# [Goal]
Would you quote the material below in full and unchanged?

::: Provided records

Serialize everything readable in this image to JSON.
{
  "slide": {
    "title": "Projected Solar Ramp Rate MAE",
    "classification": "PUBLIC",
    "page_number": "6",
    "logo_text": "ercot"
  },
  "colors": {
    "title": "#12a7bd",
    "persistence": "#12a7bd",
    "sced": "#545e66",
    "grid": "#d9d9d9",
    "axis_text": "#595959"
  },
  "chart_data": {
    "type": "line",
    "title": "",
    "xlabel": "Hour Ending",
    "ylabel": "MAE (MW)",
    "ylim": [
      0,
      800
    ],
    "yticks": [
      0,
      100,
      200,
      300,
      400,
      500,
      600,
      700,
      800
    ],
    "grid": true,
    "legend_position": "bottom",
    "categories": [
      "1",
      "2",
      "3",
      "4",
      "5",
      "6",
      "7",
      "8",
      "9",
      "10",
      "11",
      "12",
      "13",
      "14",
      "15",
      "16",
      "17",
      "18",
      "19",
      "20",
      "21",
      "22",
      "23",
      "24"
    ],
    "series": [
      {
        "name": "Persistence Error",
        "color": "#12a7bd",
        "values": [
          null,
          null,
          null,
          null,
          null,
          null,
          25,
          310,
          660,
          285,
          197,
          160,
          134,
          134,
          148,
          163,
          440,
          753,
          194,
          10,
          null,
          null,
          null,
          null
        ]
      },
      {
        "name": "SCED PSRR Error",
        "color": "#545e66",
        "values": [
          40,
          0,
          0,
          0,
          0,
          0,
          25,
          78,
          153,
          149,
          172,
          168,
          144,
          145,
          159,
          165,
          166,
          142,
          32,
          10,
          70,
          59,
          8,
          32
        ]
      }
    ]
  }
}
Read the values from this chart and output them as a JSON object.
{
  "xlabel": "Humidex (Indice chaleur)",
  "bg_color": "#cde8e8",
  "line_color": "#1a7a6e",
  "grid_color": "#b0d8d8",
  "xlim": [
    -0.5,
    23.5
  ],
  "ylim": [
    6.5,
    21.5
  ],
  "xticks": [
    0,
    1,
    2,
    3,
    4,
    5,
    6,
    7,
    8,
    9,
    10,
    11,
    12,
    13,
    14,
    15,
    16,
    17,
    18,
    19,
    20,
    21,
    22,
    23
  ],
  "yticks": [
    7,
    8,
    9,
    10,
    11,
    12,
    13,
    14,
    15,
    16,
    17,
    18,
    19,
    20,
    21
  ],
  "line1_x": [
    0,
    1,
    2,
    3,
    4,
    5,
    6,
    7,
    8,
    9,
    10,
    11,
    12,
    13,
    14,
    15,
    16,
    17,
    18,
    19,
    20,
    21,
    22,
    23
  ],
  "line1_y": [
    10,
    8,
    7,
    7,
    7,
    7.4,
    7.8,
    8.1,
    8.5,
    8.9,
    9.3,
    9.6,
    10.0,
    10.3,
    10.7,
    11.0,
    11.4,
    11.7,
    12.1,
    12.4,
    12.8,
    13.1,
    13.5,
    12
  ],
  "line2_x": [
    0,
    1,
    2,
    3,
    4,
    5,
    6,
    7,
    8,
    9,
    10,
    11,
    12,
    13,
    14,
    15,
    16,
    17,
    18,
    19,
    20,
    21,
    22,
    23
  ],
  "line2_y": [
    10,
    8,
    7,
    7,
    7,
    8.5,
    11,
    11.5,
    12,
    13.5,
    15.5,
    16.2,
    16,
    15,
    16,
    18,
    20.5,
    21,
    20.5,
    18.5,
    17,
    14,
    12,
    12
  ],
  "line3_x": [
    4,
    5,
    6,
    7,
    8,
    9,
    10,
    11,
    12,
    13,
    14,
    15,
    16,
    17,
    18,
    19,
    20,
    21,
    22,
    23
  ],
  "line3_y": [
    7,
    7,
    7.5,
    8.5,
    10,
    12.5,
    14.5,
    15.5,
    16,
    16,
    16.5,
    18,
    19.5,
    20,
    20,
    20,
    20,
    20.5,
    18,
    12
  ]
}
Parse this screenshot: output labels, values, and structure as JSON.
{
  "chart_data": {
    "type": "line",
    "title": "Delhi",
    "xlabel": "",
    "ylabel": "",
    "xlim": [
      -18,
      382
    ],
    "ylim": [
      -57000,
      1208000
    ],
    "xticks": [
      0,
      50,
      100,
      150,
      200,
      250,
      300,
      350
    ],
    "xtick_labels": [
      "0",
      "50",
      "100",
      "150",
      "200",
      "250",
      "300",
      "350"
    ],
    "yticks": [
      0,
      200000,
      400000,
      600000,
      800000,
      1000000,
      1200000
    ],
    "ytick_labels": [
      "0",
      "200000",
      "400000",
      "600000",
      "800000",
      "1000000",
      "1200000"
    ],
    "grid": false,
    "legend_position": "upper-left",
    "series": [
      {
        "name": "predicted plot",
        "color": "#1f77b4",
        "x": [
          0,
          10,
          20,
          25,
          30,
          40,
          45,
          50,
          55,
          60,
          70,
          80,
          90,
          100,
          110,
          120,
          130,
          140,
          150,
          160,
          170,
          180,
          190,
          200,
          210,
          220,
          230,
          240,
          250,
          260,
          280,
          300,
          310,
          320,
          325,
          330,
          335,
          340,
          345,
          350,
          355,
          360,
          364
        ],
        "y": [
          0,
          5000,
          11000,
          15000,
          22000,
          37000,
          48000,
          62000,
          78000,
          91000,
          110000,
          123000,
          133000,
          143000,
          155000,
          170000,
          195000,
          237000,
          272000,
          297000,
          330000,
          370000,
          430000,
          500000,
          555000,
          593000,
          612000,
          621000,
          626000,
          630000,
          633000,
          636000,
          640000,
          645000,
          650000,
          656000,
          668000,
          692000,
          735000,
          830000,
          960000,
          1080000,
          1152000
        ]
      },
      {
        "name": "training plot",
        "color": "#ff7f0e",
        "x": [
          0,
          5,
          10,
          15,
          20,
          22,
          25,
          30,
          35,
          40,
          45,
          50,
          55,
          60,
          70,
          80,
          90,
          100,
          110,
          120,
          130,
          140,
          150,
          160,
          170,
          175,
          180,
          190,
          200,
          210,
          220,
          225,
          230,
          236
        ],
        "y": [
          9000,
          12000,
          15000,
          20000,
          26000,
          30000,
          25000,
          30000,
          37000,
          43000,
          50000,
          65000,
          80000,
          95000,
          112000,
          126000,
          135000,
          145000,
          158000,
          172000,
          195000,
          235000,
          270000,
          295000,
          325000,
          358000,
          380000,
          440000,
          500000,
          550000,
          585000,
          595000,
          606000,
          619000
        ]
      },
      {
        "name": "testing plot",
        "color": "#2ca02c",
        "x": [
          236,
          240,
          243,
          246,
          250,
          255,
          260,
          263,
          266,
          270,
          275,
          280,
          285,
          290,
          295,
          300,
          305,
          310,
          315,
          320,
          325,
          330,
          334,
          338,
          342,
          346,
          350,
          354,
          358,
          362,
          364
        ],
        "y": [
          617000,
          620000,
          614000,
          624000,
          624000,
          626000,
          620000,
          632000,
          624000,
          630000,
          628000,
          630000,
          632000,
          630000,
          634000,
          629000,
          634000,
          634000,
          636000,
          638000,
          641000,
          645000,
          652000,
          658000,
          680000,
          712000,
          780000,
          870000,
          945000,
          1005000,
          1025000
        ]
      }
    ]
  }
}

::::::

# [Exercise result]
Serialize everything readable in this image to JSON.
{
  "slide": {
    "title": "Projected Solar Ramp Rate MAE",
    "classification": "PUBLIC",
    "page_number": "6",
    "logo_text": "ercot"
  },
  "colors": {
    "title": "#12a7bd",
    "persistence": "#12a7bd",
    "sced": "#545e66",
    "grid": "#d9d9d9",
    "axis_text": "#595959"
  },
  "chart_data": {
    "type": "line",
    "title": "",
    "xlabel": "Hour Ending",
    "ylabel": "MAE (MW)",
    "ylim": [
      0,
      800
    ],
    "yticks": [
      0,
      100,
      200,
      300,
      400,
      500,
      600,
      700,
      800
    ],
    "grid": true,
    "legend_position": "bottom",
    "categories": [
      "1",
      "2",
      "3",
      "4",
      "5",
      "6",
      "7",
      "8",
      "9",
      "10",
      "11",
      "12",
      "13",
      "14",
      "15",
      "16",
      "17",
      "18",
      "19",
      "20",
      "21",
      "22",
      "23",
      "24"
    ],
    "series": [
      {
        "name": "Persistence Error",
        "color": "#12a7bd",
        "values": [
          null,
          null,
          null,
          null,
          null,
          null,
          25,
          310,
          660,
          285,
          197,
          160,
          134,
          134,
          148,
          163,
          440,
          753,
          194,
          10,
          null,
          null,
          null,
          null
        ]
      },
      {
        "name": "SCED PSRR Error",
        "color": "#545e66",
        "values": [
          40,
          0,
          0,
          0,
          0,
          0,
          25,
          78,
          153,
          149,
          172,
          168,
          144,
          145,
          159,
          165,
          166,
          142,
          32,
          10,
          70,
          59,
          8,
          32
        ]
      }
    ]
  }
}
Read the values from this chart and output them as a JSON object.
{
  "xlabel": "Humidex (Indice chaleur)",
  "bg_color": "#cde8e8",
  "line_color": "#1a7a6e",
  "grid_color": "#b0d8d8",
  "xlim": [
    -0.5,
    23.5
  ],
  "ylim": [
    6.5,
    21.5
  ],
  "xticks": [
    0,
    1,
    2,
    3,
    4,
    5,
    6,
    7,
    8,
    9,
    10,
    11,
    12,
    13,
    14,
    15,
    16,
    17,
    18,
    19,
    20,
    21,
    22,
    23
  ],
  "yticks": [
    7,
    8,
    9,
    10,
    11,
    12,
    13,
    14,
    15,
    16,
    17,
    18,
    19,
    20,
    21
  ],
  "line1_x": [
    0,
    1,
    2,
    3,
    4,
    5,
    6,
    7,
    8,
    9,
    10,
    11,
    12,
    13,
    14,
    15,
    16,
    17,
    18,
    19,
    20,
    21,
    22,
    23
  ],
  "line1_y": [
    10,
    8,
    7,
    7,
    7,
    7.4,
    7.8,
    8.1,
    8.5,
    8.9,
    9.3,
    9.6,
    10.0,
    10.3,
    10.7,
    11.0,
    11.4,
    11.7,
    12.1,
    12.4,
    12.8,
    13.1,
    13.5,
    12
  ],
  "line2_x": [
    0,
    1,
    2,
    3,
    4,
    5,
    6,
    7,
    8,
    9,
    10,
    11,
    12,
    13,
    14,
    15,
    16,
    17,
    18,
    19,
    20,
    21,
    22,
    23
  ],
  "line2_y": [
    10,
    8,
    7,
    7,
    7,
    8.5,
    11,
    11.5,
    12,
    13.5,
    15.5,
    16.2,
    16,
    15,
    16,
    18,
    20.5,
    21,
    20.5,
    18.5,
    17,
    14,
    12,
    12
  ],
  "line3_x": [
    4,
    5,
    6,
    7,
    8,
    9,
    10,
    11,
    12,
    13,
    14,
    15,
    16,
    17,
    18,
    19,
    20,
    21,
    22,
    23
  ],
  "line3_y": [
    7,
    7,
    7.5,
    8.5,
    10,
    12.5,
    14.5,
    15.5,
    16,
    16,
    16.5,
    18,
    19.5,
    20,
    20,
    20,
    20,
    20.5,
    18,
    12
  ]
}
Parse this screenshot: output labels, values, and structure as JSON.
{
  "chart_data": {
    "type": "line",
    "title": "Delhi",
    "xlabel": "",
    "ylabel": "",
    "xlim": [
      -18,
      382
    ],
    "ylim": [
      -57000,
      1208000
    ],
    "xticks": [
      0,
      50,
      100,
      150,
      200,
      250,
      300,
      350
    ],
    "xtick_labels": [
      "0",
      "50",
      "100",
      "150",
      "200",
      "250",
      "300",
      "350"
    ],
    "yticks": [
      0,
      200000,
      400000,
      600000,
      800000,
      1000000,
      1200000
    ],
    "ytick_labels": [
      "0",
      "200000",
      "400000",
      "600000",
      "800000",
      "1000000",
      "1200000"
    ],
    "grid": false,
    "legend_position": "upper-left",
    "series": [
      {
        "name": "predicted plot",
        "color": "#1f77b4",
        "x": [
          0,
          10,
          20,
          25,
          30,
          40,
          45,
          50,
          55,
          60,
          70,
          80,
          90,
          100,
          110,
          120,
          130,
          140,
          150,
          160,
          170,
          180,
          190,
          200,
          210,
          220,
          230,
          240,
          250,
          260,
          280,
          300,
          310,
          320,
          325,
          330,
          335,
          340,
          345,
          350,
          355,
          360,
          364
        ],
        "y": [
          0,
          5000,
          11000,
          15000,
          22000,
          37000,
          48000,
          62000,
          78000,
          91000,
          110000,
          123000,
          133000,
          143000,
          155000,
          170000,
          195000,
          237000,
          272000,
          297000,
          330000,
          370000,
          430000,
          500000,
          555000,
          593000,
          612000,
          621000,
          626000,
          630000,
          633000,
          636000,
          640000,
          645000,
          650000,
          656000,
          668000,
          692000,
          735000,
          830000,
          960000,
          1080000,
          1152000
        ]
      },
      {
        "name": "training plot",
        "color": "#ff7f0e",
        "x": [
          0,
          5,
          10,
          15,
          20,
          22,
          25,
          30,
          35,
          40,
          45,
          50,
          55,
          60,
          70,
          80,
          90,
          100,
          110,
          120,
          130,
          140,
          150,
          160,
          170,
          175,
          180,
          190,
          200,
          210,
          220,
          225,
          230,
          236
        ],
        "y": [
          9000,
          12000,
          15000,
          20000,
          26000,
          30000,
          25000,
          30000,
          37000,
          43000,
          50000,
          65000,
          80000,
          95000,
          112000,
          126000,
          135000,
          145000,
          158000,
          172000,
          195000,
          235000,
          270000,
          295000,
          325000,
          358000,
          380000,
          440000,
          500000,
          550000,
          585000,
          595000,
          606000,
          619000
        ]
      },
      {
        "name": "testing plot",
        "color": "#2ca02c",
        "x": [
          236,
          240,
          243,
          246,
          250,
          255,
          260,
          263,
          266,
          270,
          275,
          280,
          285,
          290,
          295,
          300,
          305,
          310,
          315,
          320,
          325,
          330,
          334,
          338,
          342,
          346,
          350,
          354,
          358,
          362,
          364
        ],
        "y": [
          617000,
          620000,
          614000,
          624000,
          624000,
          626000,
          620000,
          632000,
          624000,
          630000,
          628000,
          630000,
          632000,
          630000,
          634000,
          629000,
          634000,
          634000,
          636000,
          638000,
          641000,
          645000,
          652000,
          658000,
          680000,
          712000,
          780000,
          870000,
          945000,
          1005000,
          1025000
        ]
      }
    ]
  }
}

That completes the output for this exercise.